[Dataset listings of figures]
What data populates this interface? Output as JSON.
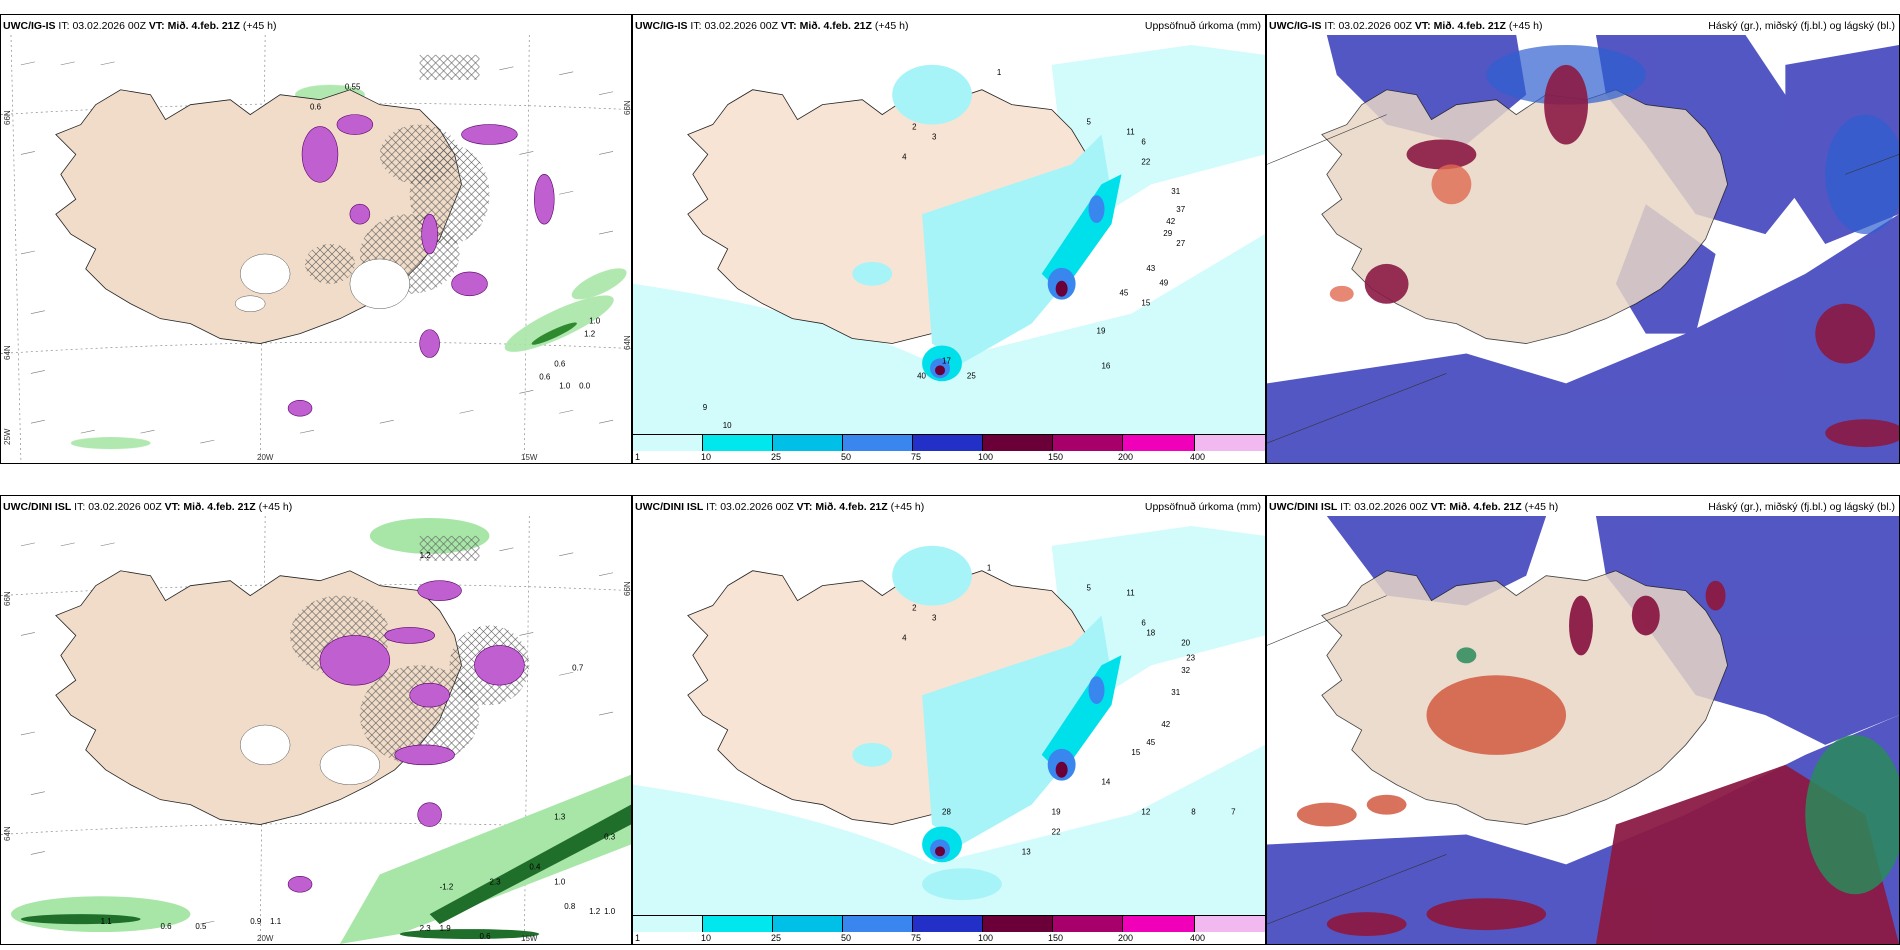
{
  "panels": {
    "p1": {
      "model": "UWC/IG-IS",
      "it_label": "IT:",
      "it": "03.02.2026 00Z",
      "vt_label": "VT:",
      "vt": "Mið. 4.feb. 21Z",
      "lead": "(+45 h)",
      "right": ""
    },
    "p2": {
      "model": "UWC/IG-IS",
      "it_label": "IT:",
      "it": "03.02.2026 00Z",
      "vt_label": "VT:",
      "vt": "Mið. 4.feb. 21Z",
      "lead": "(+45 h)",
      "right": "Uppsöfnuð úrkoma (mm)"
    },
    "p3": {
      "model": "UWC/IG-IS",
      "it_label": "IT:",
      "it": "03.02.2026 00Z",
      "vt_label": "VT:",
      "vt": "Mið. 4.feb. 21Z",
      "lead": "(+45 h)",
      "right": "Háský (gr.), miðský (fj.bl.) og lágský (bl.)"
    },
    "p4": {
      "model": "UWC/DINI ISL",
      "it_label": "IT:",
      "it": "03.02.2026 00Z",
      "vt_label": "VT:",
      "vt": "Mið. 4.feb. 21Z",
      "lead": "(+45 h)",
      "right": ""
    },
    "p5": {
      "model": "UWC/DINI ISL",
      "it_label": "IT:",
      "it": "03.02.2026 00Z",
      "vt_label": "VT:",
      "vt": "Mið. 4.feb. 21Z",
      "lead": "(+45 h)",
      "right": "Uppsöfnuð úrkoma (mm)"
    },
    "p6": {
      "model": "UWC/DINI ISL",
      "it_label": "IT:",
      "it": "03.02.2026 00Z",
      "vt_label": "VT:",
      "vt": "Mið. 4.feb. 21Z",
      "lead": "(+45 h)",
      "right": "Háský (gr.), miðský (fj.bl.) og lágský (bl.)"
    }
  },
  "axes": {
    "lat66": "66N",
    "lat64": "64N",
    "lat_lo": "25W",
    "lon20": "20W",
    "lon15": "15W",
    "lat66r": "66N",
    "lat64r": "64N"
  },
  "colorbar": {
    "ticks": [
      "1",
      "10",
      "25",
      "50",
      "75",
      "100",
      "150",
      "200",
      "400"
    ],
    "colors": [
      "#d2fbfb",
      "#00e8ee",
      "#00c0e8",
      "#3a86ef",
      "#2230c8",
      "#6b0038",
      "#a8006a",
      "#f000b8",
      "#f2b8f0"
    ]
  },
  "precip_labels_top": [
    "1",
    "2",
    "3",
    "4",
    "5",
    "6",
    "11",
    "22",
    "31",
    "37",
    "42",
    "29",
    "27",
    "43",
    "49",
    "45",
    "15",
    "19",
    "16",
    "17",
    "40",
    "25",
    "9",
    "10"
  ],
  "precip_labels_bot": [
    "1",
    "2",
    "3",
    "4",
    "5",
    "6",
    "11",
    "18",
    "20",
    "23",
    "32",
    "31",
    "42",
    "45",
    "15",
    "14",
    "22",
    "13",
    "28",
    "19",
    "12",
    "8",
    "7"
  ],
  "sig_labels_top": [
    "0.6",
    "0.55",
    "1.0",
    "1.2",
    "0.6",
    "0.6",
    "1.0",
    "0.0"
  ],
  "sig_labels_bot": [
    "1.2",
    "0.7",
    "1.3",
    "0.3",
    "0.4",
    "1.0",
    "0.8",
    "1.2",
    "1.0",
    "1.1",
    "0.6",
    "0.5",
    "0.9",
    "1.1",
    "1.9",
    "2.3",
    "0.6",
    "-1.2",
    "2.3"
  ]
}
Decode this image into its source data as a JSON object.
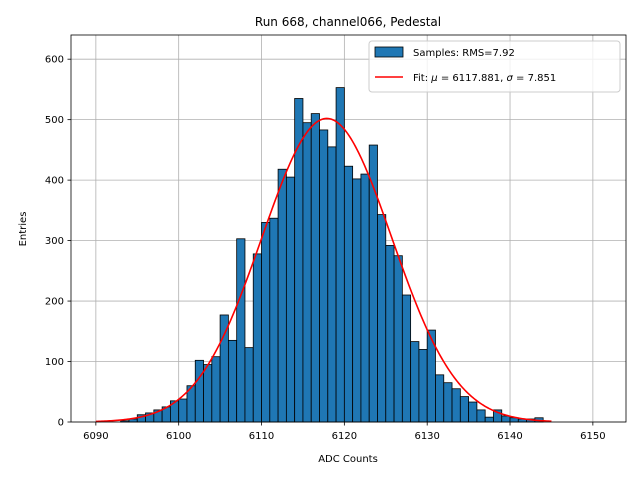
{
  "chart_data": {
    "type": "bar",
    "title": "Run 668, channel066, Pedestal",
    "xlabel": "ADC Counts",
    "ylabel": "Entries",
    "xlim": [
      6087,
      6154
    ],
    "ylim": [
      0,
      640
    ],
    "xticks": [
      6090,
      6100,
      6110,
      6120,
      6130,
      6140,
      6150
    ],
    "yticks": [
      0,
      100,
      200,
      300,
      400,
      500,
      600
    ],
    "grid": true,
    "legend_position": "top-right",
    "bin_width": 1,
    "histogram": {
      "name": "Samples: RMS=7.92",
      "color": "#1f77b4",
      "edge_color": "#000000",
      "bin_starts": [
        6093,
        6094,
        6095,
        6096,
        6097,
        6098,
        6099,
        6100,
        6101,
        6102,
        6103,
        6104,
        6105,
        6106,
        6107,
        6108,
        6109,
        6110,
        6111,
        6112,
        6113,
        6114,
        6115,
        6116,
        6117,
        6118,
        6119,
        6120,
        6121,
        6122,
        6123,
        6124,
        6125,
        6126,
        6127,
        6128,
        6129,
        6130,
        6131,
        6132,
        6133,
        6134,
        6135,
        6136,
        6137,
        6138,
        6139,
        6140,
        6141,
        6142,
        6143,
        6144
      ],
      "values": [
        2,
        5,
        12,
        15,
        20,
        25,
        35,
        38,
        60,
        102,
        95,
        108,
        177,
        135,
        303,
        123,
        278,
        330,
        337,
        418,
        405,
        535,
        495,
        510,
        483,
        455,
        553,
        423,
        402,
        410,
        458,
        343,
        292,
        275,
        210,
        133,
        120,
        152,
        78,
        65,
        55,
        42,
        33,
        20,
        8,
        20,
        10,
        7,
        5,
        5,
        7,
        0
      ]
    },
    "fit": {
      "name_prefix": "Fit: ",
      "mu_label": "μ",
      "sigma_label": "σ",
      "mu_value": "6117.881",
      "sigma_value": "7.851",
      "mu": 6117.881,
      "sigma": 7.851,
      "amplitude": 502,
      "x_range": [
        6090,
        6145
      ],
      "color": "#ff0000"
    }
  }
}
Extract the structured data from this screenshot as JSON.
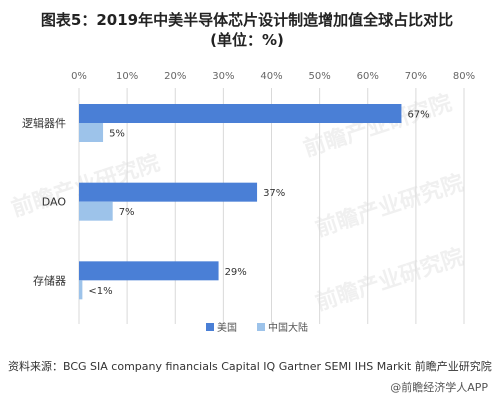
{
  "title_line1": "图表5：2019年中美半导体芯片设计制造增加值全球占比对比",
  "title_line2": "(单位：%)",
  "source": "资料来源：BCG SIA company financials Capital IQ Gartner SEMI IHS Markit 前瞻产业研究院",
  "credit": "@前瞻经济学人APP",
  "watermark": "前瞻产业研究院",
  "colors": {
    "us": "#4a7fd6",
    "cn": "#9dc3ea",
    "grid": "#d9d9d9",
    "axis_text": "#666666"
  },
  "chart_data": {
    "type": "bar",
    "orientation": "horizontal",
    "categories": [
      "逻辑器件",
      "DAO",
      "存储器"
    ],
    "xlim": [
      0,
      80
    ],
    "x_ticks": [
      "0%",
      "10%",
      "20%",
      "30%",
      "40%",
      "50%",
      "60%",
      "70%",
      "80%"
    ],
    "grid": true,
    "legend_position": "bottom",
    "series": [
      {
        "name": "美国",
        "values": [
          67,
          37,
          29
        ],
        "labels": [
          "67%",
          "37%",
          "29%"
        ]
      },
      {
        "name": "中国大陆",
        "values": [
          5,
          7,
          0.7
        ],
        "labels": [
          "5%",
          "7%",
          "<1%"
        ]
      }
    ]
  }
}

● REQUIRED TASK
Transcribe all the records above word for word, without their images.

● RESPONSE TO THE EXERCISE
What data populates this interface? Output as JSON.
{
  "panels": {
    "p1": {
      "model": "UWC/IG-IS",
      "it_label": "IT:",
      "it": "03.02.2026 00Z",
      "vt_label": "VT:",
      "vt": "Mið. 4.feb. 21Z",
      "lead": "(+45 h)",
      "right": ""
    },
    "p2": {
      "model": "UWC/IG-IS",
      "it_label": "IT:",
      "it": "03.02.2026 00Z",
      "vt_label": "VT:",
      "vt": "Mið. 4.feb. 21Z",
      "lead": "(+45 h)",
      "right": "Uppsöfnuð úrkoma (mm)"
    },
    "p3": {
      "model": "UWC/IG-IS",
      "it_label": "IT:",
      "it": "03.02.2026 00Z",
      "vt_label": "VT:",
      "vt": "Mið. 4.feb. 21Z",
      "lead": "(+45 h)",
      "right": "Háský (gr.), miðský (fj.bl.) og lágský (bl.)"
    },
    "p4": {
      "model": "UWC/DINI ISL",
      "it_label": "IT:",
      "it": "03.02.2026 00Z",
      "vt_label": "VT:",
      "vt": "Mið. 4.feb. 21Z",
      "lead": "(+45 h)",
      "right": ""
    },
    "p5": {
      "model": "UWC/DINI ISL",
      "it_label": "IT:",
      "it": "03.02.2026 00Z",
      "vt_label": "VT:",
      "vt": "Mið. 4.feb. 21Z",
      "lead": "(+45 h)",
      "right": "Uppsöfnuð úrkoma (mm)"
    },
    "p6": {
      "model": "UWC/DINI ISL",
      "it_label": "IT:",
      "it": "03.02.2026 00Z",
      "vt_label": "VT:",
      "vt": "Mið. 4.feb. 21Z",
      "lead": "(+45 h)",
      "right": "Háský (gr.), miðský (fj.bl.) og lágský (bl.)"
    }
  },
  "axes": {
    "lat66": "66N",
    "lat64": "64N",
    "lat_lo": "25W",
    "lon20": "20W",
    "lon15": "15W",
    "lat66r": "66N",
    "lat64r": "64N"
  },
  "colorbar": {
    "ticks": [
      "1",
      "10",
      "25",
      "50",
      "75",
      "100",
      "150",
      "200",
      "400"
    ],
    "colors": [
      "#d2fbfb",
      "#00e8ee",
      "#00c0e8",
      "#3a86ef",
      "#2230c8",
      "#6b0038",
      "#a8006a",
      "#f000b8",
      "#f2b8f0"
    ]
  },
  "precip_labels_top": [
    "1",
    "2",
    "3",
    "4",
    "5",
    "6",
    "11",
    "22",
    "31",
    "37",
    "42",
    "29",
    "27",
    "43",
    "49",
    "45",
    "15",
    "19",
    "16",
    "17",
    "40",
    "25",
    "9",
    "10"
  ],
  "precip_labels_bot": [
    "1",
    "2",
    "3",
    "4",
    "5",
    "6",
    "11",
    "18",
    "20",
    "23",
    "32",
    "31",
    "42",
    "45",
    "15",
    "14",
    "22",
    "13",
    "28",
    "19",
    "12",
    "8",
    "7"
  ],
  "sig_labels_top": [
    "0.6",
    "0.55",
    "1.0",
    "1.2",
    "0.6",
    "0.6",
    "1.0",
    "0.0"
  ],
  "sig_labels_bot": [
    "1.2",
    "0.7",
    "1.3",
    "0.3",
    "0.4",
    "1.0",
    "0.8",
    "1.2",
    "1.0",
    "1.1",
    "0.6",
    "0.5",
    "0.9",
    "1.1",
    "1.9",
    "2.3",
    "0.6",
    "-1.2",
    "2.3"
  ]
}
Decode this image into its source data as a JSON object.
{
  "chart_data": {
    "type": "bar",
    "title": "Run 668, channel066, Pedestal",
    "xlabel": "ADC Counts",
    "ylabel": "Entries",
    "xlim": [
      6087,
      6154
    ],
    "ylim": [
      0,
      640
    ],
    "xticks": [
      6090,
      6100,
      6110,
      6120,
      6130,
      6140,
      6150
    ],
    "yticks": [
      0,
      100,
      200,
      300,
      400,
      500,
      600
    ],
    "grid": true,
    "legend_position": "top-right",
    "bin_width": 1,
    "histogram": {
      "name": "Samples: RMS=7.92",
      "color": "#1f77b4",
      "edge_color": "#000000",
      "bin_starts": [
        6093,
        6094,
        6095,
        6096,
        6097,
        6098,
        6099,
        6100,
        6101,
        6102,
        6103,
        6104,
        6105,
        6106,
        6107,
        6108,
        6109,
        6110,
        6111,
        6112,
        6113,
        6114,
        6115,
        6116,
        6117,
        6118,
        6119,
        6120,
        6121,
        6122,
        6123,
        6124,
        6125,
        6126,
        6127,
        6128,
        6129,
        6130,
        6131,
        6132,
        6133,
        6134,
        6135,
        6136,
        6137,
        6138,
        6139,
        6140,
        6141,
        6142,
        6143,
        6144
      ],
      "values": [
        2,
        5,
        12,
        15,
        20,
        25,
        35,
        38,
        60,
        102,
        95,
        108,
        177,
        135,
        303,
        123,
        278,
        330,
        337,
        418,
        405,
        535,
        495,
        510,
        483,
        455,
        553,
        423,
        402,
        410,
        458,
        343,
        292,
        275,
        210,
        133,
        120,
        152,
        78,
        65,
        55,
        42,
        33,
        20,
        8,
        20,
        10,
        7,
        5,
        5,
        7,
        0
      ]
    },
    "fit": {
      "name_prefix": "Fit: ",
      "mu_label": "μ",
      "sigma_label": "σ",
      "mu_value": "6117.881",
      "sigma_value": "7.851",
      "mu": 6117.881,
      "sigma": 7.851,
      "amplitude": 502,
      "x_range": [
        6090,
        6145
      ],
      "color": "#ff0000"
    }
  }
}
Extract the structured data from this screenshot as JSON.
{
  "title_line1": "图表5：2019年中美半导体芯片设计制造增加值全球占比对比",
  "title_line2": "(单位：%)",
  "source": "资料来源：BCG SIA company financials Capital IQ Gartner SEMI IHS Markit 前瞻产业研究院",
  "credit": "@前瞻经济学人APP",
  "watermark": "前瞻产业研究院",
  "colors": {
    "us": "#4a7fd6",
    "cn": "#9dc3ea",
    "grid": "#d9d9d9",
    "axis_text": "#666666"
  },
  "chart_data": {
    "type": "bar",
    "orientation": "horizontal",
    "categories": [
      "逻辑器件",
      "DAO",
      "存储器"
    ],
    "xlim": [
      0,
      80
    ],
    "x_ticks": [
      "0%",
      "10%",
      "20%",
      "30%",
      "40%",
      "50%",
      "60%",
      "70%",
      "80%"
    ],
    "grid": true,
    "legend_position": "bottom",
    "series": [
      {
        "name": "美国",
        "values": [
          67,
          37,
          29
        ],
        "labels": [
          "67%",
          "37%",
          "29%"
        ]
      },
      {
        "name": "中国大陆",
        "values": [
          5,
          7,
          0.7
        ],
        "labels": [
          "5%",
          "7%",
          "<1%"
        ]
      }
    ]
  }
}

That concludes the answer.